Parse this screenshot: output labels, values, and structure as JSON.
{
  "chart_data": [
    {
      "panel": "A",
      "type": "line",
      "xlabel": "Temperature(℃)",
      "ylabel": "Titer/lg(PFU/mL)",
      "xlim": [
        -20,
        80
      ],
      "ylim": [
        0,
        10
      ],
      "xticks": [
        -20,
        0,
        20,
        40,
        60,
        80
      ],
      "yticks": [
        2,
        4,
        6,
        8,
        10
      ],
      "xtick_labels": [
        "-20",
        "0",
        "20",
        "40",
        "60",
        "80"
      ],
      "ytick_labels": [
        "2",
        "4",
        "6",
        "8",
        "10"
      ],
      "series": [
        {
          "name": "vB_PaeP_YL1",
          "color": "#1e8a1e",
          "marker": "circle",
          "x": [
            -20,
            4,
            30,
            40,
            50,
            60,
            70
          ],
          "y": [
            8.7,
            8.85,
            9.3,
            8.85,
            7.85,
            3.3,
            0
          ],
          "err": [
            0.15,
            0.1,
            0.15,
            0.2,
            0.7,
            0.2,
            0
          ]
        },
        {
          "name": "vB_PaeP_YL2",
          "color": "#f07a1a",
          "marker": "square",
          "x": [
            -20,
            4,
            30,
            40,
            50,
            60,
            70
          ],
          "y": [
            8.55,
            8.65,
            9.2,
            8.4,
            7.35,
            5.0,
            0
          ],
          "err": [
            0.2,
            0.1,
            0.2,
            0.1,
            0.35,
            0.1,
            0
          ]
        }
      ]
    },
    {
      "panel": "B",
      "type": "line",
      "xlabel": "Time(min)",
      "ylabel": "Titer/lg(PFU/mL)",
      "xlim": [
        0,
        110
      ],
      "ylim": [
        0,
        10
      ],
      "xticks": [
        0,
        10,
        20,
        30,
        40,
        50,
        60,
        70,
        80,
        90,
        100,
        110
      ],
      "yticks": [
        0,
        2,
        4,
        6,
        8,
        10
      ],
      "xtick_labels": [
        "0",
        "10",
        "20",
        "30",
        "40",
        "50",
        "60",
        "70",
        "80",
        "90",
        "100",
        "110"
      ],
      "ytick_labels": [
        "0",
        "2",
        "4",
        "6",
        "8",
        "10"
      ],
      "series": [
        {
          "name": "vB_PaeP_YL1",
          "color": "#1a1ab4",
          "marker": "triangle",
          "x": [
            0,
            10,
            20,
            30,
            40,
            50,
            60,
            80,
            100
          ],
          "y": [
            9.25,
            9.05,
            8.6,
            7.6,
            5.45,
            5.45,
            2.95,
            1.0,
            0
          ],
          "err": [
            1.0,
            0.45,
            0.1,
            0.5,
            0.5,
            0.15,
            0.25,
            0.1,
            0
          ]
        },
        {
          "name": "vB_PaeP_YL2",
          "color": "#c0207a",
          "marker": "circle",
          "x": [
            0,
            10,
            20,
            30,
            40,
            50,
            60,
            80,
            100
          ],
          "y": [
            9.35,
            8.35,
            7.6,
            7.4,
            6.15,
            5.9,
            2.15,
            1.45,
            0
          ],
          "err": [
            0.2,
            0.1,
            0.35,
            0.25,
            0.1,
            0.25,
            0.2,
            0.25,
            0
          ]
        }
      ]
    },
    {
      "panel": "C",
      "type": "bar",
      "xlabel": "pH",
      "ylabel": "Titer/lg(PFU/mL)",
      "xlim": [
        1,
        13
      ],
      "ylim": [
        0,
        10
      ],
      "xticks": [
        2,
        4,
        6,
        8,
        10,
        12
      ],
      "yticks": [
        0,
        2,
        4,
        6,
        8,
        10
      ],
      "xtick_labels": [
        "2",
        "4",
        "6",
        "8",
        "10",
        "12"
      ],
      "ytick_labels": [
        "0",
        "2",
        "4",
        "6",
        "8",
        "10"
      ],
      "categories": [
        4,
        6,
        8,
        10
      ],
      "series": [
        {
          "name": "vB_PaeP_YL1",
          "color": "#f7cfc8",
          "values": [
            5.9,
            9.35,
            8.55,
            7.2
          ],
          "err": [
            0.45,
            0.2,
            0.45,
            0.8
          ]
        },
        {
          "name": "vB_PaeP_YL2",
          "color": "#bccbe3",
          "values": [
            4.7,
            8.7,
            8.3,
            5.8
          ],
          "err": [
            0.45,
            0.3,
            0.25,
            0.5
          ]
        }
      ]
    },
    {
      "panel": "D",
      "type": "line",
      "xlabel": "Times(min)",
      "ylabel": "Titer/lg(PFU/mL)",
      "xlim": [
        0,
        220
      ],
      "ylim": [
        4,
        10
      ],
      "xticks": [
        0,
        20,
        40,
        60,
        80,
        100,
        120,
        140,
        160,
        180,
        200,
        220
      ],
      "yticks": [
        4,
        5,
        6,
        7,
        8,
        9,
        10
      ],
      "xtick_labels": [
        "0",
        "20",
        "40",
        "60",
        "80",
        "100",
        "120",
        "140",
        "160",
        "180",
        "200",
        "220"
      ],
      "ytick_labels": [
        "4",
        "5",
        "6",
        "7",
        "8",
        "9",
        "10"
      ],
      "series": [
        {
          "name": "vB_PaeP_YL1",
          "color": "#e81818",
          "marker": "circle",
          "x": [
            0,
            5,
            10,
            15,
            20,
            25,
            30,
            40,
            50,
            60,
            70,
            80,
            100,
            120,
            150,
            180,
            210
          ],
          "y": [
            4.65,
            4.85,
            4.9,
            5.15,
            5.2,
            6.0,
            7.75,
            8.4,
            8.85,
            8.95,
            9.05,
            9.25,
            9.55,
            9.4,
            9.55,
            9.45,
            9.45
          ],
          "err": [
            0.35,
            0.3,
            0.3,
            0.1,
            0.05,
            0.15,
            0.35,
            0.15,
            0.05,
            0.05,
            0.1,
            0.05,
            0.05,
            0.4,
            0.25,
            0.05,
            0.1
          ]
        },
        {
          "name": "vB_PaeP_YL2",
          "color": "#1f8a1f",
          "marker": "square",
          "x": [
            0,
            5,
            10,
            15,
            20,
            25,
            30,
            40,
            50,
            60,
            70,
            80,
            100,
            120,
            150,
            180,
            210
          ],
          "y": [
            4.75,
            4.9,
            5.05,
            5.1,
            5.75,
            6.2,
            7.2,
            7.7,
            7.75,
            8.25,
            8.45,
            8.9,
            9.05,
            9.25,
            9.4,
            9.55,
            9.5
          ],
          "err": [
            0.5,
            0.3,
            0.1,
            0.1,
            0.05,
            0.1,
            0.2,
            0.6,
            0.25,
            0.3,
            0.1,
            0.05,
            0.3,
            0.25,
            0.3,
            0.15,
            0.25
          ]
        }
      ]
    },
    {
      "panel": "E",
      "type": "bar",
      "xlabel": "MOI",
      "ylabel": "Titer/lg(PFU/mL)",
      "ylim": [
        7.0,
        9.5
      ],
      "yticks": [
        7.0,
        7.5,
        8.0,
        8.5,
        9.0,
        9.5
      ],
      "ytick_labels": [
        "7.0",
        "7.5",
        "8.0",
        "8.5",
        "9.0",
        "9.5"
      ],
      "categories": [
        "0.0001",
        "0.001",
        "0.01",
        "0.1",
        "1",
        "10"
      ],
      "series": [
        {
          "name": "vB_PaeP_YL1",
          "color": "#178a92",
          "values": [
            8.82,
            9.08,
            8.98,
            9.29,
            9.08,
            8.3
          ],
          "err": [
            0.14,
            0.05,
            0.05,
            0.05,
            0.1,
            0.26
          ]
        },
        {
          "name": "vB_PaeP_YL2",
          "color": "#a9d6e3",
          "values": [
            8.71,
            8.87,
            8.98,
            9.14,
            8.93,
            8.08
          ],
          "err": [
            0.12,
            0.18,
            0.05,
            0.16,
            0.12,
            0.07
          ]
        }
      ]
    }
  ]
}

### WHAT THE EXERCISE ASKS
Retype the records that precede this task, keeping them exactly the same.

### ANSWER TO THIS PROBLEM
Parse this screenshot: output labels, values, and structure as JSON.
{
  "chart_data": [
    {
      "panel": "A",
      "type": "line",
      "xlabel": "Temperature(℃)",
      "ylabel": "Titer/lg(PFU/mL)",
      "xlim": [
        -20,
        80
      ],
      "ylim": [
        0,
        10
      ],
      "xticks": [
        -20,
        0,
        20,
        40,
        60,
        80
      ],
      "yticks": [
        2,
        4,
        6,
        8,
        10
      ],
      "xtick_labels": [
        "-20",
        "0",
        "20",
        "40",
        "60",
        "80"
      ],
      "ytick_labels": [
        "2",
        "4",
        "6",
        "8",
        "10"
      ],
      "series": [
        {
          "name": "vB_PaeP_YL1",
          "color": "#1e8a1e",
          "marker": "circle",
          "x": [
            -20,
            4,
            30,
            40,
            50,
            60,
            70
          ],
          "y": [
            8.7,
            8.85,
            9.3,
            8.85,
            7.85,
            3.3,
            0
          ],
          "err": [
            0.15,
            0.1,
            0.15,
            0.2,
            0.7,
            0.2,
            0
          ]
        },
        {
          "name": "vB_PaeP_YL2",
          "color": "#f07a1a",
          "marker": "square",
          "x": [
            -20,
            4,
            30,
            40,
            50,
            60,
            70
          ],
          "y": [
            8.55,
            8.65,
            9.2,
            8.4,
            7.35,
            5.0,
            0
          ],
          "err": [
            0.2,
            0.1,
            0.2,
            0.1,
            0.35,
            0.1,
            0
          ]
        }
      ]
    },
    {
      "panel": "B",
      "type": "line",
      "xlabel": "Time(min)",
      "ylabel": "Titer/lg(PFU/mL)",
      "xlim": [
        0,
        110
      ],
      "ylim": [
        0,
        10
      ],
      "xticks": [
        0,
        10,
        20,
        30,
        40,
        50,
        60,
        70,
        80,
        90,
        100,
        110
      ],
      "yticks": [
        0,
        2,
        4,
        6,
        8,
        10
      ],
      "xtick_labels": [
        "0",
        "10",
        "20",
        "30",
        "40",
        "50",
        "60",
        "70",
        "80",
        "90",
        "100",
        "110"
      ],
      "ytick_labels": [
        "0",
        "2",
        "4",
        "6",
        "8",
        "10"
      ],
      "series": [
        {
          "name": "vB_PaeP_YL1",
          "color": "#1a1ab4",
          "marker": "triangle",
          "x": [
            0,
            10,
            20,
            30,
            40,
            50,
            60,
            80,
            100
          ],
          "y": [
            9.25,
            9.05,
            8.6,
            7.6,
            5.45,
            5.45,
            2.95,
            1.0,
            0
          ],
          "err": [
            1.0,
            0.45,
            0.1,
            0.5,
            0.5,
            0.15,
            0.25,
            0.1,
            0
          ]
        },
        {
          "name": "vB_PaeP_YL2",
          "color": "#c0207a",
          "marker": "circle",
          "x": [
            0,
            10,
            20,
            30,
            40,
            50,
            60,
            80,
            100
          ],
          "y": [
            9.35,
            8.35,
            7.6,
            7.4,
            6.15,
            5.9,
            2.15,
            1.45,
            0
          ],
          "err": [
            0.2,
            0.1,
            0.35,
            0.25,
            0.1,
            0.25,
            0.2,
            0.25,
            0
          ]
        }
      ]
    },
    {
      "panel": "C",
      "type": "bar",
      "xlabel": "pH",
      "ylabel": "Titer/lg(PFU/mL)",
      "xlim": [
        1,
        13
      ],
      "ylim": [
        0,
        10
      ],
      "xticks": [
        2,
        4,
        6,
        8,
        10,
        12
      ],
      "yticks": [
        0,
        2,
        4,
        6,
        8,
        10
      ],
      "xtick_labels": [
        "2",
        "4",
        "6",
        "8",
        "10",
        "12"
      ],
      "ytick_labels": [
        "0",
        "2",
        "4",
        "6",
        "8",
        "10"
      ],
      "categories": [
        4,
        6,
        8,
        10
      ],
      "series": [
        {
          "name": "vB_PaeP_YL1",
          "color": "#f7cfc8",
          "values": [
            5.9,
            9.35,
            8.55,
            7.2
          ],
          "err": [
            0.45,
            0.2,
            0.45,
            0.8
          ]
        },
        {
          "name": "vB_PaeP_YL2",
          "color": "#bccbe3",
          "values": [
            4.7,
            8.7,
            8.3,
            5.8
          ],
          "err": [
            0.45,
            0.3,
            0.25,
            0.5
          ]
        }
      ]
    },
    {
      "panel": "D",
      "type": "line",
      "xlabel": "Times(min)",
      "ylabel": "Titer/lg(PFU/mL)",
      "xlim": [
        0,
        220
      ],
      "ylim": [
        4,
        10
      ],
      "xticks": [
        0,
        20,
        40,
        60,
        80,
        100,
        120,
        140,
        160,
        180,
        200,
        220
      ],
      "yticks": [
        4,
        5,
        6,
        7,
        8,
        9,
        10
      ],
      "xtick_labels": [
        "0",
        "20",
        "40",
        "60",
        "80",
        "100",
        "120",
        "140",
        "160",
        "180",
        "200",
        "220"
      ],
      "ytick_labels": [
        "4",
        "5",
        "6",
        "7",
        "8",
        "9",
        "10"
      ],
      "series": [
        {
          "name": "vB_PaeP_YL1",
          "color": "#e81818",
          "marker": "circle",
          "x": [
            0,
            5,
            10,
            15,
            20,
            25,
            30,
            40,
            50,
            60,
            70,
            80,
            100,
            120,
            150,
            180,
            210
          ],
          "y": [
            4.65,
            4.85,
            4.9,
            5.15,
            5.2,
            6.0,
            7.75,
            8.4,
            8.85,
            8.95,
            9.05,
            9.25,
            9.55,
            9.4,
            9.55,
            9.45,
            9.45
          ],
          "err": [
            0.35,
            0.3,
            0.3,
            0.1,
            0.05,
            0.15,
            0.35,
            0.15,
            0.05,
            0.05,
            0.1,
            0.05,
            0.05,
            0.4,
            0.25,
            0.05,
            0.1
          ]
        },
        {
          "name": "vB_PaeP_YL2",
          "color": "#1f8a1f",
          "marker": "square",
          "x": [
            0,
            5,
            10,
            15,
            20,
            25,
            30,
            40,
            50,
            60,
            70,
            80,
            100,
            120,
            150,
            180,
            210
          ],
          "y": [
            4.75,
            4.9,
            5.05,
            5.1,
            5.75,
            6.2,
            7.2,
            7.7,
            7.75,
            8.25,
            8.45,
            8.9,
            9.05,
            9.25,
            9.4,
            9.55,
            9.5
          ],
          "err": [
            0.5,
            0.3,
            0.1,
            0.1,
            0.05,
            0.1,
            0.2,
            0.6,
            0.25,
            0.3,
            0.1,
            0.05,
            0.3,
            0.25,
            0.3,
            0.15,
            0.25
          ]
        }
      ]
    },
    {
      "panel": "E",
      "type": "bar",
      "xlabel": "MOI",
      "ylabel": "Titer/lg(PFU/mL)",
      "ylim": [
        7.0,
        9.5
      ],
      "yticks": [
        7.0,
        7.5,
        8.0,
        8.5,
        9.0,
        9.5
      ],
      "ytick_labels": [
        "7.0",
        "7.5",
        "8.0",
        "8.5",
        "9.0",
        "9.5"
      ],
      "categories": [
        "0.0001",
        "0.001",
        "0.01",
        "0.1",
        "1",
        "10"
      ],
      "series": [
        {
          "name": "vB_PaeP_YL1",
          "color": "#178a92",
          "values": [
            8.82,
            9.08,
            8.98,
            9.29,
            9.08,
            8.3
          ],
          "err": [
            0.14,
            0.05,
            0.05,
            0.05,
            0.1,
            0.26
          ]
        },
        {
          "name": "vB_PaeP_YL2",
          "color": "#a9d6e3",
          "values": [
            8.71,
            8.87,
            8.98,
            9.14,
            8.93,
            8.08
          ],
          "err": [
            0.12,
            0.18,
            0.05,
            0.16,
            0.12,
            0.07
          ]
        }
      ]
    }
  ]
}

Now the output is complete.